[Work to complete]
1. Answer each question from the passage on Aaron Burr's hearing before John Marshall:
(a) In which hostelry was Burr confined?
(b) Who was the United States District Attorney?
(c) How old was Burr?
2. Pick up the passage on Aaron Burr's hearing before John Marshall after its last sentence, and carry it on.

[Page extract]
******
Burr remained under military guard until the arrival of Marshall at Richmond. The Chief Justice at once wrote out,979 signed, and issued a warrant by virtue of which the desperate yet composed prisoner was at last surrendered to the civil authorities, before whom he had so long demanded to be taken.
During the noon hour on Monday, March 30, Marshall went to "a retired room" in the Eagle Tavern. In this hostelry Burr was confined. Curious citizens thronged the big public room of the inn and were "awfully silent and attentive" as the pale and worn conspirator was taken by Major Joseph Scott, the United States Marshal, and two deputies through the quiet but hostile assemblage to the apartment where the Chief Justice awaited him. To the disappointment of the crowd, the door was closed and Aaron Burr stood before John Marshall.980
George Hay, the United States District Attorney, had objected to holding even the beginning of the preliminary hearing at the hotel, because the great number of eager and antagonistic spectators could not be present. Upon the sentiment of these, as will be seen, Hay relied, even more than upon the law and the evidence, to secure the conviction of the accused man. He yielded, however, on condition that, if any discussion arose among counsel, the proceedings should be adjourned to the Capitol.981
It would be difficult to imagine two men more unlike in appearance, manner, attire, and characteristics, than the prisoner and the judge who now confronted each other; yet, in many respects, they were similar. Marshall, towering, ramshackle, bony, loose-jointed, negligently dressed, simple and unconventional of manner; Burr, undersized and erect, his apparel scrupulously neat,982 his deportment that of the most punctilious society. Outwardly, the two men resembled each other in only a single particular: their eyes were as much alike as their persons were in contrast.983 Burr was fifty years of age, and Marshall was less than six months older.
******
[Stored records]
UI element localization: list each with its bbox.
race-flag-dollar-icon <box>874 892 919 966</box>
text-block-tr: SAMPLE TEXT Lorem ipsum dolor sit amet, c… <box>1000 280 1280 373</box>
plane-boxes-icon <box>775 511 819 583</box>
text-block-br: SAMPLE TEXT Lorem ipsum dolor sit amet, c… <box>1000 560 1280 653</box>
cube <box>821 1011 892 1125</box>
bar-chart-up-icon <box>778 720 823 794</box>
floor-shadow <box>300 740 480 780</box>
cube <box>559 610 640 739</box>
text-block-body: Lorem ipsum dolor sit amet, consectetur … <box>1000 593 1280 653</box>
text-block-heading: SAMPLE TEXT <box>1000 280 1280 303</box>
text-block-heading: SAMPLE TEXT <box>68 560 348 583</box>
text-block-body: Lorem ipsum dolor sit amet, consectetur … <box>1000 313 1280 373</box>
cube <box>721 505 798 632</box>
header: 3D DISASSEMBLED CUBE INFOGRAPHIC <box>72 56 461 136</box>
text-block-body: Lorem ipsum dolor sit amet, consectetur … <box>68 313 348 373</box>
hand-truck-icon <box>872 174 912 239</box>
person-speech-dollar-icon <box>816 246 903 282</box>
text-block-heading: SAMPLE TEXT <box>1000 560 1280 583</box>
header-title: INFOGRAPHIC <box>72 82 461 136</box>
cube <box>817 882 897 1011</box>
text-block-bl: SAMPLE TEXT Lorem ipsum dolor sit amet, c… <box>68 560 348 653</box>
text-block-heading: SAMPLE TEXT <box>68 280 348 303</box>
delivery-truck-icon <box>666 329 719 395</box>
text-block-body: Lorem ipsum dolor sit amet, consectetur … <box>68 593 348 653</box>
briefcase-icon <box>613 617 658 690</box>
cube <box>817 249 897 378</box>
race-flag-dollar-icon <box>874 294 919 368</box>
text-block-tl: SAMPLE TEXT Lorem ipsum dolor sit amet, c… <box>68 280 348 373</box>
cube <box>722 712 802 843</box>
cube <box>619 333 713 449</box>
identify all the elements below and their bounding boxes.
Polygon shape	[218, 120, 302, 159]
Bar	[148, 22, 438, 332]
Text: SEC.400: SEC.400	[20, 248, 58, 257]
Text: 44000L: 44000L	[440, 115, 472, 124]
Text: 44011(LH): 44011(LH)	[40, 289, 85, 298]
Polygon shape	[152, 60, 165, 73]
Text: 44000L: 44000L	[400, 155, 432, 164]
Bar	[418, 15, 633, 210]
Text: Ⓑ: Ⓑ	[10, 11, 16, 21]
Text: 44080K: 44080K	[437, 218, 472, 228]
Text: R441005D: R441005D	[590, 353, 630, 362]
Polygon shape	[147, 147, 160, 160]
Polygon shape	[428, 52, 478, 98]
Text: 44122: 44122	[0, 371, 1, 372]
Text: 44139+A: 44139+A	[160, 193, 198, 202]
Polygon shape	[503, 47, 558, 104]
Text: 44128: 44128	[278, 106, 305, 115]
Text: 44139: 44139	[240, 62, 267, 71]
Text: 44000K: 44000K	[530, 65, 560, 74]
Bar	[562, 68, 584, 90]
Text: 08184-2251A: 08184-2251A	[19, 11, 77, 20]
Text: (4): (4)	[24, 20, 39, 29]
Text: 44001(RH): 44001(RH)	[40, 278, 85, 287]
******
[Answers given]
1.
(a) The Eagle Tavern
(b) George Hay
(c) Fifty

2.
Both were calm, admirably poised and self-possessed; and from the personality of each radiated a strange power of which no one who came near either of them could fail to be conscious. Intellectually, also, there were points of remarkable similarity. Clear, cold logic was the outstanding element of their minds.
The two men had the gift of lucid statement, although Marshall indulged in tiresome repetition while Burr never restated a point or an argument. Neither ever employed imagery or used any kind of rhetorical display. Notwithstanding the rigidity of their logic, both were subtle and astute; it was all but impossible to catch either off his guard. But Marshall gave the impression of great frankness; while about every act and word of Burr there was the air of mystery. The feeling which Burr's actions inspired, that he was obreptitious, was overcome by the fascination of the man when one was under his personal influence; yet the impression of indirectness and duplicity which he caused generally, together with his indifference to slander and calumny,984 made it possible for his enemies, before his Western venture, to build up about his name a structure of public suspicion, and even hatred, wholly unjustified by the facts.
The United States District Attorney laid before Marshall the record in the case of Bollmann and Swartwout in the Supreme Court, and Perkins proudly described how he had captured Burr and brought him to Richmond. Hay promptly moved to commit the accused man to jail on the charges of treason and misdemeanor. The attorneys on both sides agreed that on this motion there must be argument. Marshall admitted Burr to bail in the sum of five thousand dollars for his appearance the next day at the court-room in the Capitol.
When Marshall opened court the following morning, the room was crowded with spectators, while hundreds could not find admittance. Hay asked that the court adjourn to the House of Delegates, in order that as many as possible of the throng might hear the proceedings. Marshall complied, and the eager multitude hurried pell-mell to the big ugly hall, where thenceforth court was held throughout the tedious, exasperating months of this historic legal conflict.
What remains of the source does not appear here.